* DIRECTIVE *
Only lines holding the word "center" should be copied from the material.

* THE DATA *
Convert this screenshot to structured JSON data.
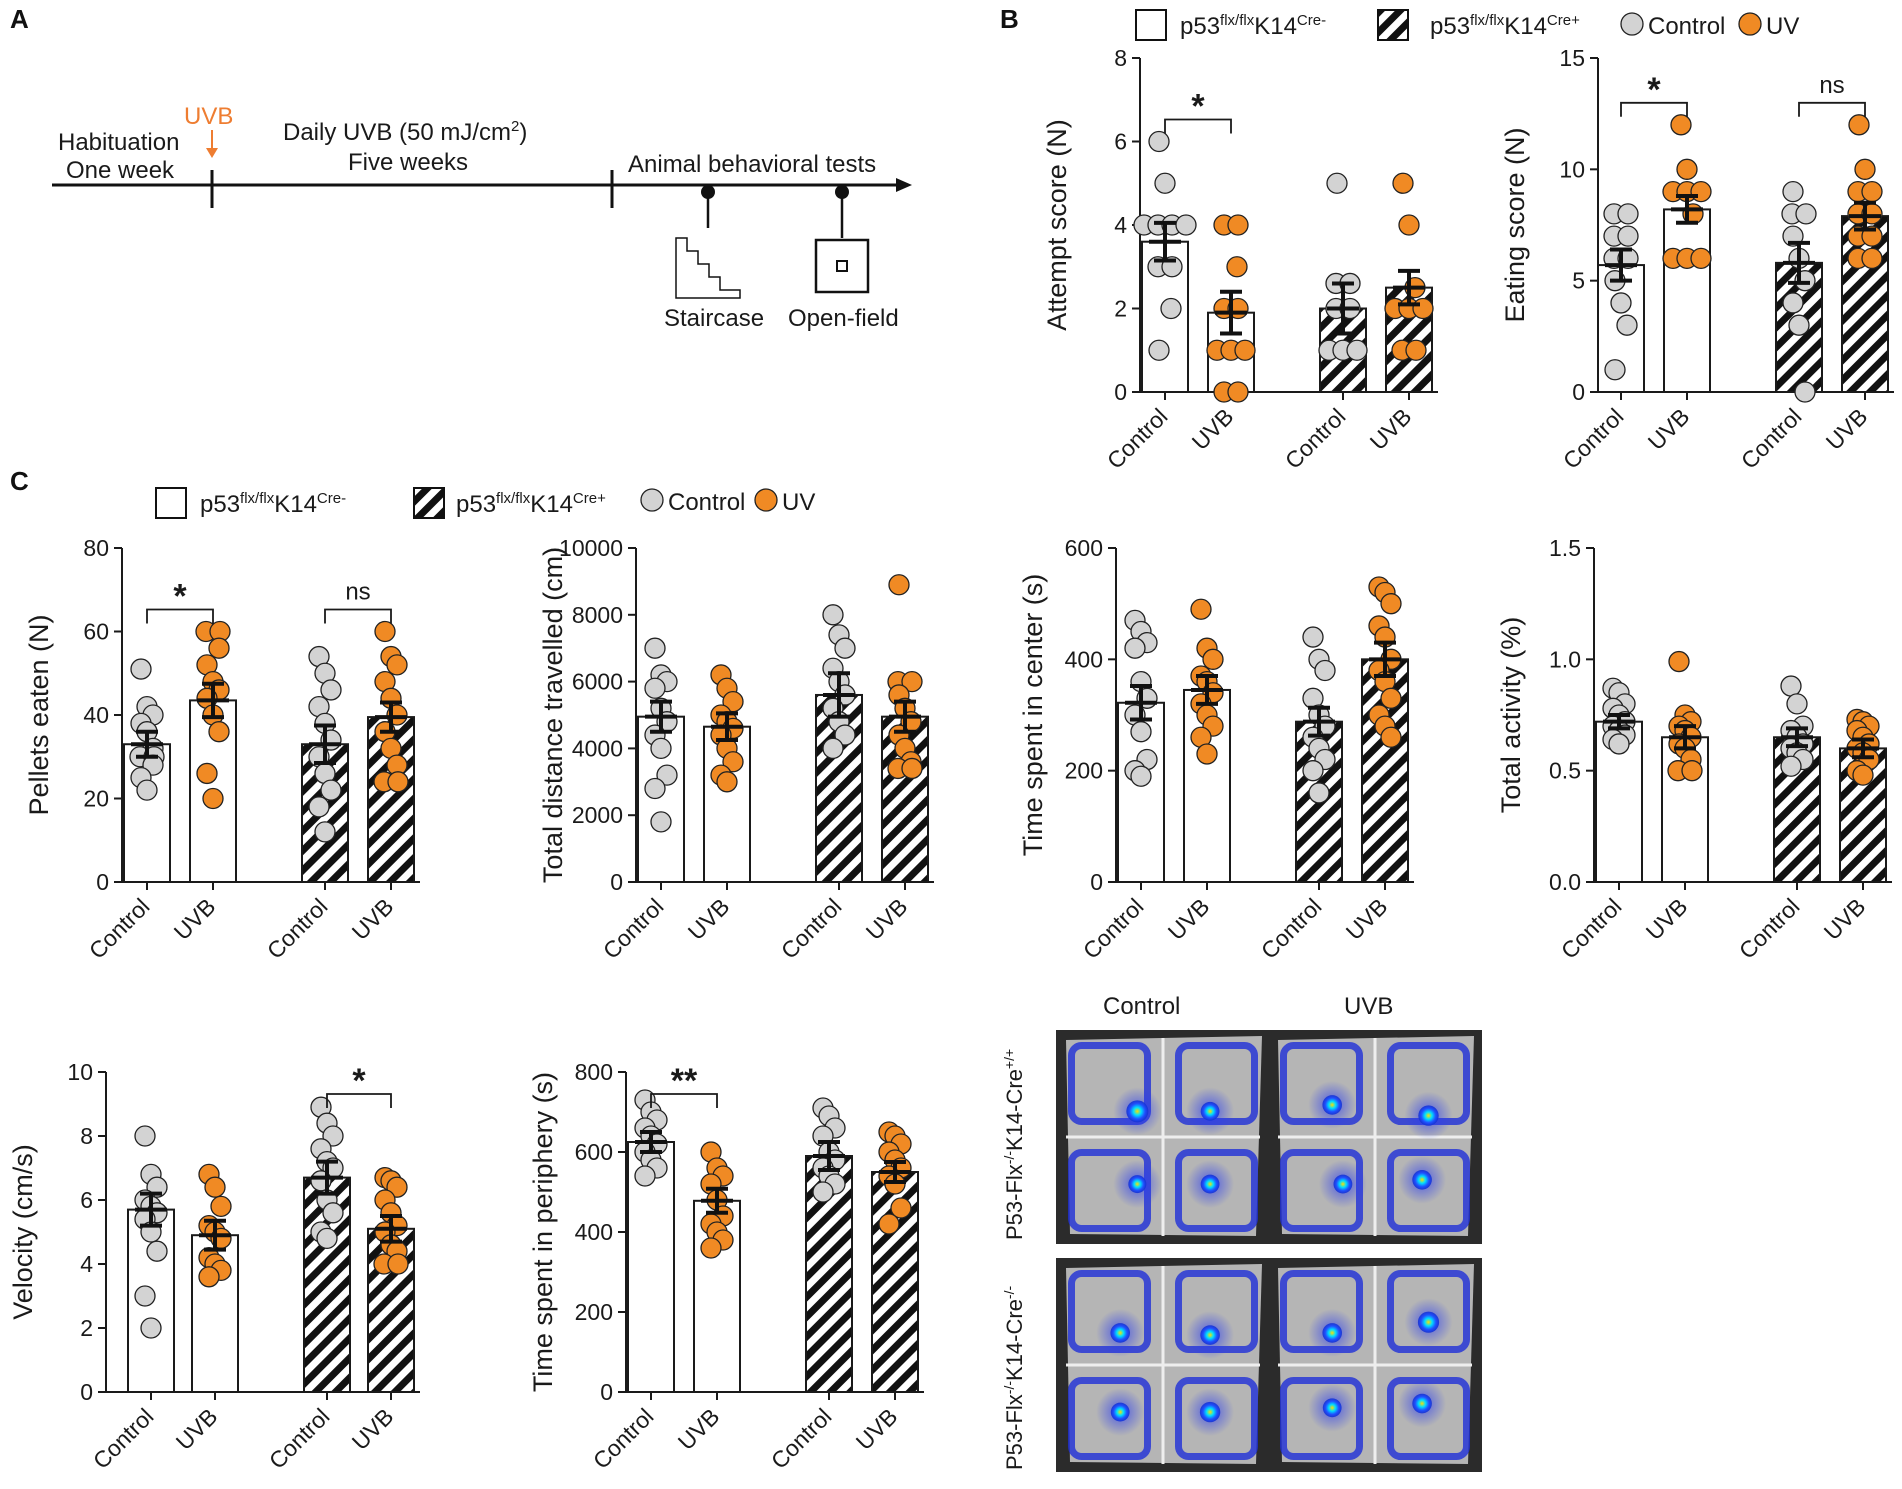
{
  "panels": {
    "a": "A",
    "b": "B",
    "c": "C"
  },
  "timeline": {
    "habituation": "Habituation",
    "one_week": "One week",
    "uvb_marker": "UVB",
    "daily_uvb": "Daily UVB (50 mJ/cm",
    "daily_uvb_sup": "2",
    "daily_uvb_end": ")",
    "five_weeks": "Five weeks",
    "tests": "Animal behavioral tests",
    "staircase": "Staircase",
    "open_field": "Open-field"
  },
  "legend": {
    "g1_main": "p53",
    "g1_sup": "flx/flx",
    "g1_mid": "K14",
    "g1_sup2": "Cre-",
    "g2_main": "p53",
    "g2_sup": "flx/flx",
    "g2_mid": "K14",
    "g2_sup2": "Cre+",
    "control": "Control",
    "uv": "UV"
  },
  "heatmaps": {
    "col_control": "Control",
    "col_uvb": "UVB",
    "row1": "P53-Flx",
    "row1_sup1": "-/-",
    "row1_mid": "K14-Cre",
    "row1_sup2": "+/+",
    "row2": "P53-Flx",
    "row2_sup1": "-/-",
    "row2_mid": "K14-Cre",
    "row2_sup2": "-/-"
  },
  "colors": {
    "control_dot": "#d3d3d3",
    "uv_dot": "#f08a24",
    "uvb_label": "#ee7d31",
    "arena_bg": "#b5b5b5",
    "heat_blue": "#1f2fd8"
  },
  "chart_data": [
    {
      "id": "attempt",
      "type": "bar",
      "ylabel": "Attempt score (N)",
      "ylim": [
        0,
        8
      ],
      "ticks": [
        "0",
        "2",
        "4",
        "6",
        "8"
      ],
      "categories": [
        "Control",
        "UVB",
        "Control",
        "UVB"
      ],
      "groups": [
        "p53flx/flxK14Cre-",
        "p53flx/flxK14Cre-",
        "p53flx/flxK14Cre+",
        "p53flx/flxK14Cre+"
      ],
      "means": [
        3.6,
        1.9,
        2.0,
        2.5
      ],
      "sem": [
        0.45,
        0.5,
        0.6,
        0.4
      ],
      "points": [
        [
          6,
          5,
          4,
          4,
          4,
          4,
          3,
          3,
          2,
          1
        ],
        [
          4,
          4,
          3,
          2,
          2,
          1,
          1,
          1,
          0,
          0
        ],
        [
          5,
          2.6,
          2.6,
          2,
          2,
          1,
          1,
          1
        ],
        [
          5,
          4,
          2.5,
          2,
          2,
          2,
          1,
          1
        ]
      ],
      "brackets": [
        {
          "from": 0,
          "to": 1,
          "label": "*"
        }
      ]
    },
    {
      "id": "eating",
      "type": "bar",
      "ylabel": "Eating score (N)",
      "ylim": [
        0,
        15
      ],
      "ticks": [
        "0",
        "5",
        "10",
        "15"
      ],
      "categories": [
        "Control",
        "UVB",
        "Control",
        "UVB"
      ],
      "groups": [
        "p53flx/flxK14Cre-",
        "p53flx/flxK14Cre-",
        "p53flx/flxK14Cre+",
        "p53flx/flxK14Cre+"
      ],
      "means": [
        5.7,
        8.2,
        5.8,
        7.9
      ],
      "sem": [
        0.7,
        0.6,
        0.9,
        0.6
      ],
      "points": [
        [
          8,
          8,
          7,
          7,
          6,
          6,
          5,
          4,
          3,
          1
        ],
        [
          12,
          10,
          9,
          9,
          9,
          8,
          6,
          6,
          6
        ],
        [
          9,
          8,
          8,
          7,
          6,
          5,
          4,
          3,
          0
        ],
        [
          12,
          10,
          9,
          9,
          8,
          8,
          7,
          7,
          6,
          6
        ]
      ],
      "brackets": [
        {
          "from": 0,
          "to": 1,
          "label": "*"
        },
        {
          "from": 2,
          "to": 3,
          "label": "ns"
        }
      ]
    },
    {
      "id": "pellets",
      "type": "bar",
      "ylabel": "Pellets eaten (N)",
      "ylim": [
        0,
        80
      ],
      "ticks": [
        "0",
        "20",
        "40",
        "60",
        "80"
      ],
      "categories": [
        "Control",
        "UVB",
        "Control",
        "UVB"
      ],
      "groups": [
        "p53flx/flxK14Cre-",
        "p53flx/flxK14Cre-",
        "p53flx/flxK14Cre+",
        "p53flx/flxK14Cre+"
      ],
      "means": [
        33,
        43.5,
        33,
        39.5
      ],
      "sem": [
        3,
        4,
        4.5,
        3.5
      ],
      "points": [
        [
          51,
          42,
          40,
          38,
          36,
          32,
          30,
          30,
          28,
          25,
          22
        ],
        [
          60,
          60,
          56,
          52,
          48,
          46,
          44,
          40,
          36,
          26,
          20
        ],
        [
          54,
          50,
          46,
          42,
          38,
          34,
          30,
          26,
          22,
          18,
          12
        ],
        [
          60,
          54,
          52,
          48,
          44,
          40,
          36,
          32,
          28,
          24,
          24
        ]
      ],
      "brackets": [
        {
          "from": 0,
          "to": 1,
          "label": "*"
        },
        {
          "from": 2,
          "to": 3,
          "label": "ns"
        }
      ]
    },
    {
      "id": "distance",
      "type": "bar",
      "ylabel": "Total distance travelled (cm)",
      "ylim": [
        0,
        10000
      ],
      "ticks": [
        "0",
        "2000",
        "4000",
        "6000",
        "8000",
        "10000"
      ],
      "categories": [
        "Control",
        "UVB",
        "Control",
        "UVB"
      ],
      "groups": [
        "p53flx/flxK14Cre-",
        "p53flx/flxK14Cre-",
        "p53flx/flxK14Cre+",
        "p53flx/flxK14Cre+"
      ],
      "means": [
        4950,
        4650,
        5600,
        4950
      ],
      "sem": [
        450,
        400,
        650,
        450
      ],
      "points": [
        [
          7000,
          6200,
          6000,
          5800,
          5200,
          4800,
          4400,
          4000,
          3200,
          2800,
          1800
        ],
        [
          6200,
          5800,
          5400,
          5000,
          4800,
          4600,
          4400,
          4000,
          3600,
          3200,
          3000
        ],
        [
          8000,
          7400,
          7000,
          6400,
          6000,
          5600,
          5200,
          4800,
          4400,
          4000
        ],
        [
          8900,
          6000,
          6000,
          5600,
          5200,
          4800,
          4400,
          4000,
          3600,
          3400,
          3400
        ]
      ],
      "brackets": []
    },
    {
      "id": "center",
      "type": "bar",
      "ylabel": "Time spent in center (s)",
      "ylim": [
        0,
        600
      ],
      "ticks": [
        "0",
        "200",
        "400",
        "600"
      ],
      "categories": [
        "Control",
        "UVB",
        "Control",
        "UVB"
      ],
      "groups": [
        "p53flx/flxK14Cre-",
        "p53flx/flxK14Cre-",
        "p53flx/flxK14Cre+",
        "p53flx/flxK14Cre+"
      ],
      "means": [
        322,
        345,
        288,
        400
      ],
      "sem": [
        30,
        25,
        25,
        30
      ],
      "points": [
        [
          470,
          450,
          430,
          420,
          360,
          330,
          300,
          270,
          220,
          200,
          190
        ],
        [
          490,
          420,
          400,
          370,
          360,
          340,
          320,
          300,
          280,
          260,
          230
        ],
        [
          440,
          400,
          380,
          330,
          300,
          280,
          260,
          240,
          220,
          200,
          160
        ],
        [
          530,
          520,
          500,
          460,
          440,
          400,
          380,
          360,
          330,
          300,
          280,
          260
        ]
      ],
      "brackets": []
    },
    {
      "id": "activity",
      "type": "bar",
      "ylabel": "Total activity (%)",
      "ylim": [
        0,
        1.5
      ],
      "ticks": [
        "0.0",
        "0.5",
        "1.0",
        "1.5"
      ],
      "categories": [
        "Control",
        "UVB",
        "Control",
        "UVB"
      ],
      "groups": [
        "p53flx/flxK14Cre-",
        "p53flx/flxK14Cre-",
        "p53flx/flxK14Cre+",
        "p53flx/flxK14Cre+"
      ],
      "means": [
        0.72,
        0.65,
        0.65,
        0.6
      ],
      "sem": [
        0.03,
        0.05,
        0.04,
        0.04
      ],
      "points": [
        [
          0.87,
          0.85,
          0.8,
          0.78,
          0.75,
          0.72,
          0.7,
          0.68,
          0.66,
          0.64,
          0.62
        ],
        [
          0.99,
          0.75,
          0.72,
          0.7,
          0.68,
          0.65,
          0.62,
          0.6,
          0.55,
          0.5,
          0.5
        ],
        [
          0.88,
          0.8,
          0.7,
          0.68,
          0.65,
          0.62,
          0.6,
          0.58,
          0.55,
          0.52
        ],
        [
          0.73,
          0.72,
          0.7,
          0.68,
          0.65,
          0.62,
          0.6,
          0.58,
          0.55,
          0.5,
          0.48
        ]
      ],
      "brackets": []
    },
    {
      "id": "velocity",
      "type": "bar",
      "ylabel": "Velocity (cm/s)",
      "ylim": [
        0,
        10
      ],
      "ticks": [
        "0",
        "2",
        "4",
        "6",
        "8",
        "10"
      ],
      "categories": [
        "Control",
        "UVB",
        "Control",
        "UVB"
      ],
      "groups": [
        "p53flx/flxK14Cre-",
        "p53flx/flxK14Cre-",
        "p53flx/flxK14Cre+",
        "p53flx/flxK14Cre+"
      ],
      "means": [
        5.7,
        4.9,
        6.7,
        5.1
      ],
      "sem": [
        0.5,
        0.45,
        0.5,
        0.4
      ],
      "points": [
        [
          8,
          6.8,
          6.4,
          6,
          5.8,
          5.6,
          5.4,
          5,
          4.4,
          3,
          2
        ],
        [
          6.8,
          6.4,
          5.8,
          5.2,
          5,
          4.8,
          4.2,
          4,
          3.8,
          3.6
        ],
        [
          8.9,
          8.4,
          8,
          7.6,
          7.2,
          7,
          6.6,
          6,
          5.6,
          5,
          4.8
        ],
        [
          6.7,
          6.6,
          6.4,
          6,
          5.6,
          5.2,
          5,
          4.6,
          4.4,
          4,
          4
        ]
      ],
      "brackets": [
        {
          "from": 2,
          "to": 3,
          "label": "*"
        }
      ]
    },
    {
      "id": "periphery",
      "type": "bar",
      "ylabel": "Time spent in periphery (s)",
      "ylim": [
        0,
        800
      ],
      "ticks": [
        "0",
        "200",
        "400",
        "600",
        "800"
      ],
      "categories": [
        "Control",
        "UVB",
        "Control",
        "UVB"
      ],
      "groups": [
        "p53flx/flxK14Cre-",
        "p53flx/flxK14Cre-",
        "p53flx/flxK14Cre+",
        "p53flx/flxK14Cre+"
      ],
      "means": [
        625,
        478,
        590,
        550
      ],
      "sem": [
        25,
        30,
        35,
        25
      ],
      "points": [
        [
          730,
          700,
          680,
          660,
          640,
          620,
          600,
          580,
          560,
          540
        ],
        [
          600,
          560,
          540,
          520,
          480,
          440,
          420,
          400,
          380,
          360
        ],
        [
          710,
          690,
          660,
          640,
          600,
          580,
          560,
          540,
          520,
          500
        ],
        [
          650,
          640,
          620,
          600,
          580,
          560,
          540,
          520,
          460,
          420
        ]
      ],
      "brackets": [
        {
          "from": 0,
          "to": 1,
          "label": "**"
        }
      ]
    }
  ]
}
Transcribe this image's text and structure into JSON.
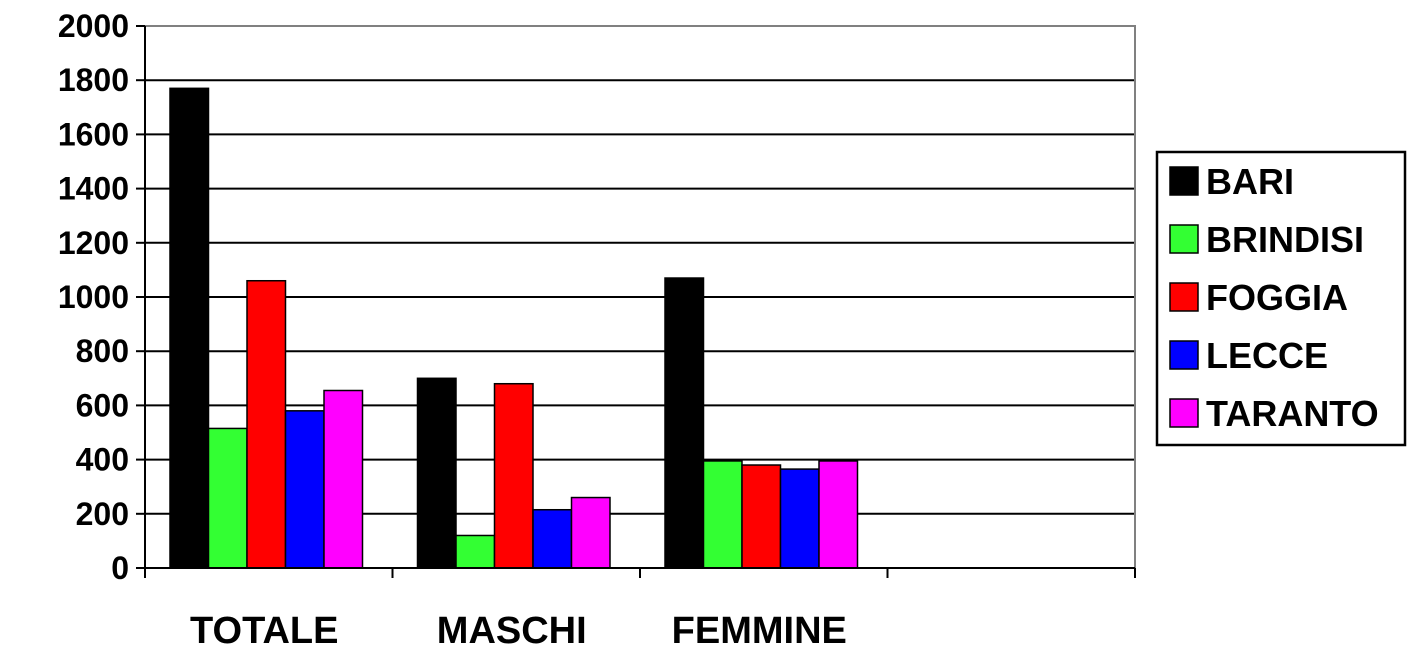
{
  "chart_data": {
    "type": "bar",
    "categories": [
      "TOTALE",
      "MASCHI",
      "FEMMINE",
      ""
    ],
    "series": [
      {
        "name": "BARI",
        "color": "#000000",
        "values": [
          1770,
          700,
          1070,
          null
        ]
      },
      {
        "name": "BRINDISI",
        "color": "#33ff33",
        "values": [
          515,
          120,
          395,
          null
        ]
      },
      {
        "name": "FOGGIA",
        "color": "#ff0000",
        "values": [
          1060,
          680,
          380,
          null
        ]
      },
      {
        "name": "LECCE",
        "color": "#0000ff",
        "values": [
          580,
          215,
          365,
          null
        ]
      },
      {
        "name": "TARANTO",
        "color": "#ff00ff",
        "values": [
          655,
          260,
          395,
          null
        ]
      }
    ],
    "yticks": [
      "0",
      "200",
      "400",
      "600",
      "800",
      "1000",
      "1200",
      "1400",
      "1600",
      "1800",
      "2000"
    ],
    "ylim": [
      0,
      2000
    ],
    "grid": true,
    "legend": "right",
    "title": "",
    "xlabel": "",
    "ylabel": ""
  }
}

* REPLY TO THE TASK *
      "id": "center",
      "ylabel": "Time spent in center (s)",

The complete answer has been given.